Stored data entries:
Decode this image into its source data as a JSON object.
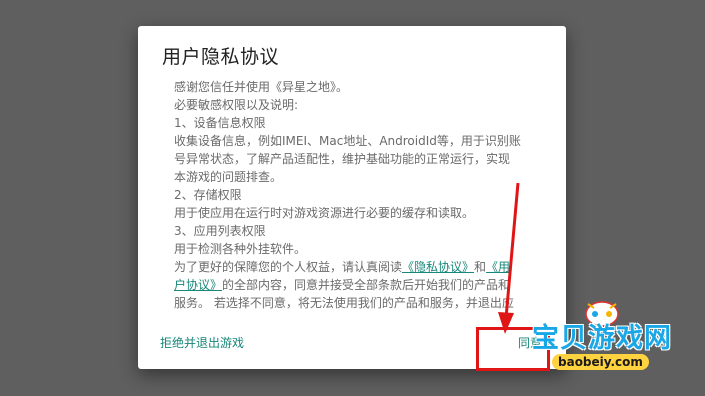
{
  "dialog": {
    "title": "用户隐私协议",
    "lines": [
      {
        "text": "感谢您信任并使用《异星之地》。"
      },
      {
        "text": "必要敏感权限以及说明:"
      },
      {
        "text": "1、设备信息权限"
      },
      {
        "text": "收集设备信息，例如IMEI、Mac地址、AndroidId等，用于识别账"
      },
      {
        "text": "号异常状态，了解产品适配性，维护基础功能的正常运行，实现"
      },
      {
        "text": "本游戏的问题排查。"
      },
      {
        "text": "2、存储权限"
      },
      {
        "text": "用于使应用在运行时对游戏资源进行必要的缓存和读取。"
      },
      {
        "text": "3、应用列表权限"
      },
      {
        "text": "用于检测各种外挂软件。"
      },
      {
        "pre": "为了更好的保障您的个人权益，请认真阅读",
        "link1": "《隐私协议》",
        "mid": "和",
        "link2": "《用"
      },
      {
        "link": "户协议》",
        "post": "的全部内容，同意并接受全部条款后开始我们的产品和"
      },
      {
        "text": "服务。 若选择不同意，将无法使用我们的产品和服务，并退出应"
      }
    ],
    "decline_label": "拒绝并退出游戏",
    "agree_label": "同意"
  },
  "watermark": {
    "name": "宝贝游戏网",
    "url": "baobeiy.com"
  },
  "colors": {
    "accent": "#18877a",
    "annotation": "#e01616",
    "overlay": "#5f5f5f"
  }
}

# JOB
Search the records for the word "text" and copy every line where it occurs.

# RESULT OF THE TASK
        "text": "感谢您信任并使用《异星之地》。"
        "text": "必要敏感权限以及说明:"
        "text": "1、设备信息权限"
        "text": "收集设备信息，例如IMEI、Mac地址、AndroidId等，用于识别账"
        "text": "号异常状态，了解产品适配性，维护基础功能的正常运行，实现"
        "text": "本游戏的问题排查。"
        "text": "2、存储权限"
        "text": "用于使应用在运行时对游戏资源进行必要的缓存和读取。"
        "text": "3、应用列表权限"
        "text": "用于检测各种外挂软件。"
        "text": "服务。 若选择不同意，将无法使用我们的产品和服务，并退出应"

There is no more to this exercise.